TEXTO FORNECIDO:
● ● ● ●
A motivação por trás da trama é essencialmente política e humana, mas esse aspecto acaba ficando meio de lado para que o roteiro conte uma história comum envolvendo os esforços de John para salvar Jane das mãos de Leon. Além disso, um dos grandes problemas de A Lenda de Tarzan é a estrutura do roteiro, já que por mais que Adam Cozad e Craig Brewer queiram continuar a história que vimos em outras ocasiões (como na famosa animação da Disney, de 1999), eles ainda sentem a necessidade de mostrar o passado do herói através de uma série de flashbacks que nem sempre surgem organicamente ao longo do filme, causando problemas no ritmo da narrativa. Para completar, chega a ser triste ver os roteiristas apelarem para diálogos pavorosamente expositivos para esclarecer alguns pontos para o espectador, como “Ele as conhece desde filhotes”, “Foi aqui que Jane cresceu” e “Eles estão cantando a lenda de Tarzan”.
● ● ● ●
LISTAGEM FORNECIDA:
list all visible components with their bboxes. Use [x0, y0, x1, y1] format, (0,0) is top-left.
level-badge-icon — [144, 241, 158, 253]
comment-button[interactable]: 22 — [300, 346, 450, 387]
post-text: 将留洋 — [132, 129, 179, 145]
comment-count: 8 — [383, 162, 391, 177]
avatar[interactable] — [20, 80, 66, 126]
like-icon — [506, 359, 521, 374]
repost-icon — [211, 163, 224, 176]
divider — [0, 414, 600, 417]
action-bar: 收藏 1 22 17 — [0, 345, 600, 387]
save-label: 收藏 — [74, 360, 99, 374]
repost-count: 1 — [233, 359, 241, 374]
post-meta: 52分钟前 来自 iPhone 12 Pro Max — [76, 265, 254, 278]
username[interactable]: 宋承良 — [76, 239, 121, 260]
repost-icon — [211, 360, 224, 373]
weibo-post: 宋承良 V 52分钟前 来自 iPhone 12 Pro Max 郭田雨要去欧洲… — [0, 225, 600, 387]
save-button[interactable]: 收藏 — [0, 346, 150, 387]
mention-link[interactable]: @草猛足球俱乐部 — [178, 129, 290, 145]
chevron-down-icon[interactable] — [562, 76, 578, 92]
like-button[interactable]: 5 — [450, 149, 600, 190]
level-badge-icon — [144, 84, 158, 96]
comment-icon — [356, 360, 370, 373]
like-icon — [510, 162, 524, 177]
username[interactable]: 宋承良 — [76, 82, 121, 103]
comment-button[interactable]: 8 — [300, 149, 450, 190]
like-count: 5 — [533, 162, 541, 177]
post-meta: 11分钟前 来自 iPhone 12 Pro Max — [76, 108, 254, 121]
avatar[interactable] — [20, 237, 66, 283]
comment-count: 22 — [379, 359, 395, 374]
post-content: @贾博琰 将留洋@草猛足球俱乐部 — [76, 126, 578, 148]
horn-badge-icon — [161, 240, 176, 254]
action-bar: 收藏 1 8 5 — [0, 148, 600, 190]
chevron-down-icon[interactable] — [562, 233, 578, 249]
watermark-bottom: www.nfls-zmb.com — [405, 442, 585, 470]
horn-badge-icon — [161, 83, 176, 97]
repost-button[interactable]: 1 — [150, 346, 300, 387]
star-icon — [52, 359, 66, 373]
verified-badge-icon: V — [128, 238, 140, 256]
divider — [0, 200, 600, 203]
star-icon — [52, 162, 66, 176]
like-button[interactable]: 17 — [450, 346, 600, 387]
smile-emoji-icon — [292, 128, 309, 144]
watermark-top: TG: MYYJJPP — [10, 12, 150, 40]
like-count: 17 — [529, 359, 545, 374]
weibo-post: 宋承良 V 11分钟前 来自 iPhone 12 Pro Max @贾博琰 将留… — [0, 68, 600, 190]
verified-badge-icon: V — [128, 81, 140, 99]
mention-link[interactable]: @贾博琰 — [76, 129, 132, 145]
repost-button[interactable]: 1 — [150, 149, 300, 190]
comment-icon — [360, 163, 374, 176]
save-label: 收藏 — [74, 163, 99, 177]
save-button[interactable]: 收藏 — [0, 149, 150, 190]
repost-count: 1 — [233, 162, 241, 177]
● ● ● ●
ENUNCIADO DO PROBLEMA:
No texto sobre A Lenda de Tarzan, o que causa problemas no ritmo da narrativa?

SOLUÇÃO DO PROBLEMA:
Uma série de flashbacks do passado do herói que nem sempre surgem organicamente ao longo do filme.